Your task is to repeat the entries exactly. Leave the pictures out.

** start of PROVIDED MATERIAL **

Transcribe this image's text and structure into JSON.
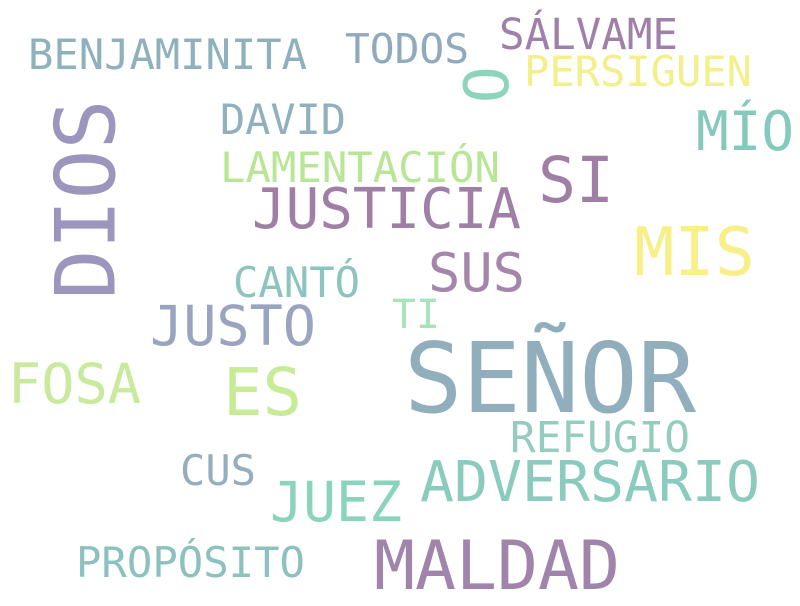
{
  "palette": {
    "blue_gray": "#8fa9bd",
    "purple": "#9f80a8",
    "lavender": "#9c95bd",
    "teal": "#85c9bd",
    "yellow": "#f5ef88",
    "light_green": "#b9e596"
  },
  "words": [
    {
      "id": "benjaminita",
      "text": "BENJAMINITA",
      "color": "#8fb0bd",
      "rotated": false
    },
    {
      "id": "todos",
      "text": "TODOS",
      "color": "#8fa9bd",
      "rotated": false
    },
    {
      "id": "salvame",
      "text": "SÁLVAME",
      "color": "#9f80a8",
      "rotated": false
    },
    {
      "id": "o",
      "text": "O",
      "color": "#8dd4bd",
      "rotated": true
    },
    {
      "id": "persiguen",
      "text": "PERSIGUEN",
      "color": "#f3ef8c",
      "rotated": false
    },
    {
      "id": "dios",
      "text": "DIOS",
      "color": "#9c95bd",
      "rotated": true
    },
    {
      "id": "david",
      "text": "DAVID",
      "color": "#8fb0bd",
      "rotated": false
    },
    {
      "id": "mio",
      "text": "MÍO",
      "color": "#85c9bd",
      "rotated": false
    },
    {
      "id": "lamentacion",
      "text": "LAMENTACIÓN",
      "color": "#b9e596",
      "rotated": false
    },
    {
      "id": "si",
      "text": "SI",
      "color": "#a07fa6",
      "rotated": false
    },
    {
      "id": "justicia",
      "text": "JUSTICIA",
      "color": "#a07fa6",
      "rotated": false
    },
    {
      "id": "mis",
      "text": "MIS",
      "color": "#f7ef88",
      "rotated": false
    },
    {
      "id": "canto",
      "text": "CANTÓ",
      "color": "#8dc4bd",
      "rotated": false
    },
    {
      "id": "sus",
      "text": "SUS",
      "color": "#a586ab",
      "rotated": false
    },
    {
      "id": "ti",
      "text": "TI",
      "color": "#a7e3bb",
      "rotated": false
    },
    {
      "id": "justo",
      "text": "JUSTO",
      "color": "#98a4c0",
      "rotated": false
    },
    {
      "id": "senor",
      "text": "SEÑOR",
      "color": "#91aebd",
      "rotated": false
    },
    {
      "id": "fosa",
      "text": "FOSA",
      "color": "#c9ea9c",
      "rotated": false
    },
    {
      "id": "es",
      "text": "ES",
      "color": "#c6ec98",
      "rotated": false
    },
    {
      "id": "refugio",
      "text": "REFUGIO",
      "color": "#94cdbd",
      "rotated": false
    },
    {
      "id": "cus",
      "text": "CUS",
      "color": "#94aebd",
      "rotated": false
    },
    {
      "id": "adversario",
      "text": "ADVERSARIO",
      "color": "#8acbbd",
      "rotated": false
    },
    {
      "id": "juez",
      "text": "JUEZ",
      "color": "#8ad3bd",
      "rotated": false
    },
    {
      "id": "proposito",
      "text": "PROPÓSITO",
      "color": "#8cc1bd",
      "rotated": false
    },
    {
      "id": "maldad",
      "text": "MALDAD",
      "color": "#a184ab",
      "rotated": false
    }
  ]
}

** end of PROVIDED MATERIAL **

REPLY TO THE EXERCISE:
Transcribe this image's text and structure into JSON.
{
  "palette": {
    "blue_gray": "#8fa9bd",
    "purple": "#9f80a8",
    "lavender": "#9c95bd",
    "teal": "#85c9bd",
    "yellow": "#f5ef88",
    "light_green": "#b9e596"
  },
  "words": [
    {
      "id": "benjaminita",
      "text": "BENJAMINITA",
      "color": "#8fb0bd",
      "rotated": false
    },
    {
      "id": "todos",
      "text": "TODOS",
      "color": "#8fa9bd",
      "rotated": false
    },
    {
      "id": "salvame",
      "text": "SÁLVAME",
      "color": "#9f80a8",
      "rotated": false
    },
    {
      "id": "o",
      "text": "O",
      "color": "#8dd4bd",
      "rotated": true
    },
    {
      "id": "persiguen",
      "text": "PERSIGUEN",
      "color": "#f3ef8c",
      "rotated": false
    },
    {
      "id": "dios",
      "text": "DIOS",
      "color": "#9c95bd",
      "rotated": true
    },
    {
      "id": "david",
      "text": "DAVID",
      "color": "#8fb0bd",
      "rotated": false
    },
    {
      "id": "mio",
      "text": "MÍO",
      "color": "#85c9bd",
      "rotated": false
    },
    {
      "id": "lamentacion",
      "text": "LAMENTACIÓN",
      "color": "#b9e596",
      "rotated": false
    },
    {
      "id": "si",
      "text": "SI",
      "color": "#a07fa6",
      "rotated": false
    },
    {
      "id": "justicia",
      "text": "JUSTICIA",
      "color": "#a07fa6",
      "rotated": false
    },
    {
      "id": "mis",
      "text": "MIS",
      "color": "#f7ef88",
      "rotated": false
    },
    {
      "id": "canto",
      "text": "CANTÓ",
      "color": "#8dc4bd",
      "rotated": false
    },
    {
      "id": "sus",
      "text": "SUS",
      "color": "#a586ab",
      "rotated": false
    },
    {
      "id": "ti",
      "text": "TI",
      "color": "#a7e3bb",
      "rotated": false
    },
    {
      "id": "justo",
      "text": "JUSTO",
      "color": "#98a4c0",
      "rotated": false
    },
    {
      "id": "senor",
      "text": "SEÑOR",
      "color": "#91aebd",
      "rotated": false
    },
    {
      "id": "fosa",
      "text": "FOSA",
      "color": "#c9ea9c",
      "rotated": false
    },
    {
      "id": "es",
      "text": "ES",
      "color": "#c6ec98",
      "rotated": false
    },
    {
      "id": "refugio",
      "text": "REFUGIO",
      "color": "#94cdbd",
      "rotated": false
    },
    {
      "id": "cus",
      "text": "CUS",
      "color": "#94aebd",
      "rotated": false
    },
    {
      "id": "adversario",
      "text": "ADVERSARIO",
      "color": "#8acbbd",
      "rotated": false
    },
    {
      "id": "juez",
      "text": "JUEZ",
      "color": "#8ad3bd",
      "rotated": false
    },
    {
      "id": "proposito",
      "text": "PROPÓSITO",
      "color": "#8cc1bd",
      "rotated": false
    },
    {
      "id": "maldad",
      "text": "MALDAD",
      "color": "#a184ab",
      "rotated": false
    }
  ]
}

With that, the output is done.